TEXT EXCERPT ->
>> start
Monday, September 25, 2006

The Disruptive Innovation Gap

When does a Business become a dominant business in its market, achieve outright market leadership, and continue the market growth onwards and upwards.

Answer: Innovation.

Innovation driven by creativity and excellence in products, operations, and distribution.

Christensen's Hypothesis

According to Clayton Christensen, author of "Innovator's Dilemma: When New Technologies Cause Great Firms to Fall", companies that become attached to "Sustaining Innovation" eventually disappear or lose their market leadership position. "Sustaining Innovation" is innovation derived from evolving the current product, serving profitable customers' needs, and focusing on investments driven by profit margins. On the other hand, companies that drive "Disruptive Innovation" create new markets with opportunistic and creative Innovation, take away market shares from existing players of "Sustaining Innovation", and eventually become market share leaders. "Disruptive Innovation" is derived from creating simple, easy to use products that appeal to the low-end of the market, or a new, untapped market. Frequently "Sustaining Innovation" companies are driven up-market in a response to the low-end "Disrupting Innovation" players thus relegating them to a smaller segment of the market.
>> end
GOAL 1 ->
According to the disruptive innovation text, what happens to companies that become attached to "Sustaining Innovation"?

DATASET ->
>> start
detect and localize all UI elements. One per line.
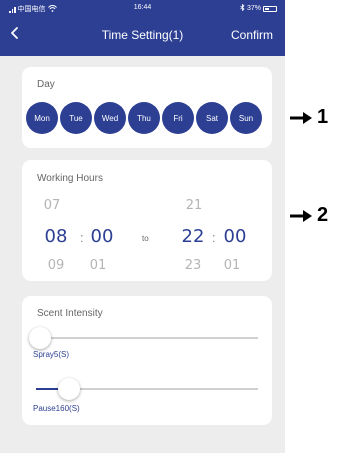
day-button-sun[interactable]: Sun: [230, 102, 262, 134]
start-hour-selected[interactable]: 08: [36, 226, 76, 247]
start-minute-selected[interactable]: 00: [82, 226, 122, 247]
confirm-button[interactable]: Confirm: [231, 28, 273, 42]
day-button-wed[interactable]: Wed: [94, 102, 126, 134]
pause-slider[interactable]: [36, 378, 258, 400]
spray-slider-thumb[interactable]: [29, 327, 52, 349]
scent-intensity-label: Scent Intensity: [37, 308, 103, 319]
callout-2: 2: [289, 204, 328, 227]
status-bar: 中国电信 16:44 37%: [0, 0, 285, 17]
scent-intensity-card: Scent Intensity Spray5(S) Pause160(S): [22, 296, 272, 425]
day-button-tue[interactable]: Tue: [60, 102, 92, 134]
day-card: Day Mon Tue Wed Thu Fri Sat Sun: [22, 67, 272, 148]
end-minute-selected[interactable]: 00: [215, 226, 255, 247]
day-selector: Mon Tue Wed Thu Fri Sat Sun: [26, 102, 262, 134]
top-bar: 中国电信 16:44 37% Time Setting(1) Confirm: [0, 0, 285, 56]
end-hour-next[interactable]: 23: [173, 258, 213, 273]
pause-slider-thumb[interactable]: [58, 378, 81, 400]
spray-slider[interactable]: [29, 327, 258, 349]
pause-label: Pause160(S): [33, 404, 80, 413]
working-hours-card: Working Hours 07 08 : 00 09 01 to 21 22 …: [22, 160, 272, 281]
end-hour-selected[interactable]: 22: [173, 226, 213, 247]
day-button-thu[interactable]: Thu: [128, 102, 160, 134]
end-hour-prev[interactable]: 21: [174, 198, 214, 213]
to-separator: to: [142, 234, 149, 243]
start-hour-next[interactable]: 09: [36, 258, 76, 273]
battery-icon: [263, 5, 277, 12]
day-button-sat[interactable]: Sat: [196, 102, 228, 134]
battery-percent: 37%: [246, 5, 261, 12]
start-minute-next[interactable]: 01: [78, 258, 118, 273]
spray-label: Spray5(S): [33, 350, 70, 359]
callout-2-number: 2: [317, 204, 329, 226]
arrow-right-icon: [290, 209, 312, 222]
day-button-mon[interactable]: Mon: [26, 102, 58, 134]
phone-screen: 中国电信 16:44 37% Time Setting(1) Confirm D…: [0, 0, 285, 453]
day-label: Day: [37, 79, 55, 90]
day-button-fri[interactable]: Fri: [162, 102, 194, 134]
callout-1: 1: [289, 106, 328, 129]
working-hours-label: Working Hours: [37, 173, 103, 184]
bluetooth-icon: [240, 3, 245, 13]
nav-bar: Time Setting(1) Confirm: [0, 17, 285, 56]
arrow-right-icon: [290, 111, 312, 124]
callout-1-number: 1: [317, 106, 329, 128]
start-hour-prev[interactable]: 07: [32, 198, 72, 213]
status-right: 37%: [240, 3, 277, 13]
end-minute-next[interactable]: 01: [212, 258, 252, 273]
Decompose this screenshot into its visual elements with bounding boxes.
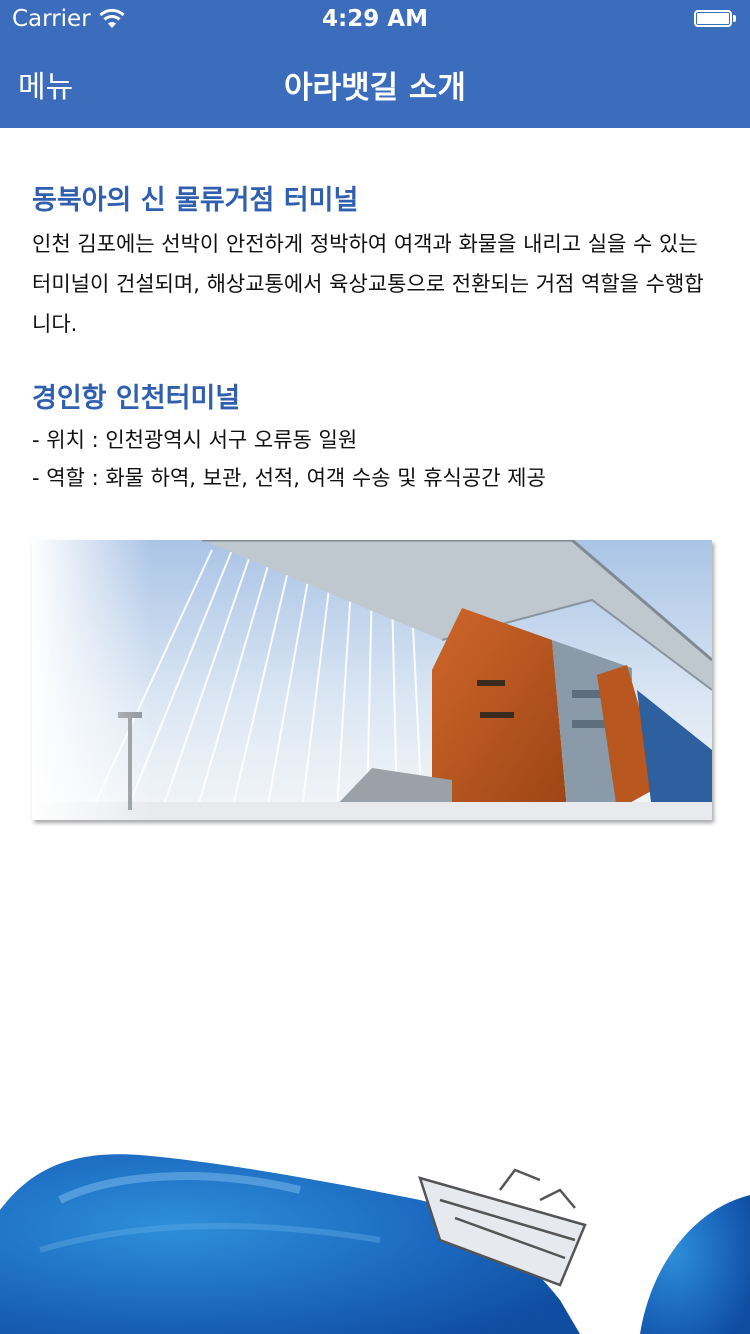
terminal-photo	[32, 538, 716, 826]
page-title: 아라뱃길 소개	[284, 70, 466, 106]
section-title-terminal: 경인항 인천터미널	[32, 383, 241, 414]
terminal-role: - 역할 : 화물 하역, 보관, 선적, 여객 수송 및 휴식공간 제공	[32, 466, 546, 490]
battery-icon	[694, 10, 738, 29]
navigation-bar: 메뉴 아라뱃길 소개	[0, 40, 750, 128]
status-bar: Carrier 4:29 AM	[0, 0, 750, 40]
section-title-logistics: 동북아의 신 물류거점 터미널	[32, 185, 359, 216]
terminal-photo-illustration	[32, 538, 713, 820]
status-time: 4:29 AM	[322, 6, 428, 32]
section-body-logistics: 인천 김포에는 선박이 안전하게 정박하여 여객과 화물을 내리고 실을 수 있…	[32, 232, 704, 336]
wave-illustration	[0, 1154, 750, 1334]
top-bar: Carrier 4:29 AM 메뉴 아라뱃길 소개	[0, 0, 750, 128]
battery-fill	[697, 13, 729, 24]
terminal-location: - 위치 : 인천광역시 서구 오류동 일원	[32, 428, 358, 452]
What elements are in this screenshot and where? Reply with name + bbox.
>> end
GOAL 2 ->
Please format the records as a numbered list, beginning at the line that contains "538, 716, 826]" and stopping after the last line of the records. Omit blank lines.

COMPLETE ANSWER 1 ->
They eventually disappear or lose their market leadership position.

COMPLETE ANSWER 2 ->
1. terminal-photo	[32, 538, 716, 826]
2. page-title: 아라뱃길 소개	[284, 70, 466, 106]
3. section-title-terminal: 경인항 인천터미널	[32, 383, 241, 414]
4. terminal-role: - 역할 : 화물 하역, 보관, 선적, 여객 수송 및 휴식공간 제공	[32, 466, 546, 490]
5. battery-icon	[694, 10, 738, 29]
6. navigation-bar: 메뉴 아라뱃길 소개	[0, 40, 750, 128]
7. status-bar: Carrier 4:29 AM	[0, 0, 750, 40]
8. section-title-logistics: 동북아의 신 물류거점 터미널	[32, 185, 359, 216]
9. terminal-photo-illustration	[32, 538, 713, 820]
10. status-time: 4:29 AM	[322, 6, 428, 32]
11. section-body-logistics: 인천 김포에는 선박이 안전하게 정박하여 여객과 화물을 내리고 실을 수 있…	[32, 232, 704, 336]
12. wave-illustration	[0, 1154, 750, 1334]
13. top-bar: Carrier 4:29 AM 메뉴 아라뱃길 소개	[0, 0, 750, 128]
14. battery-fill	[697, 13, 729, 24]
15. terminal-location: - 위치 : 인천광역시 서구 오류동 일원	[32, 428, 358, 452]
16. What elements are in this screenshot and where? Reply with name + bbox.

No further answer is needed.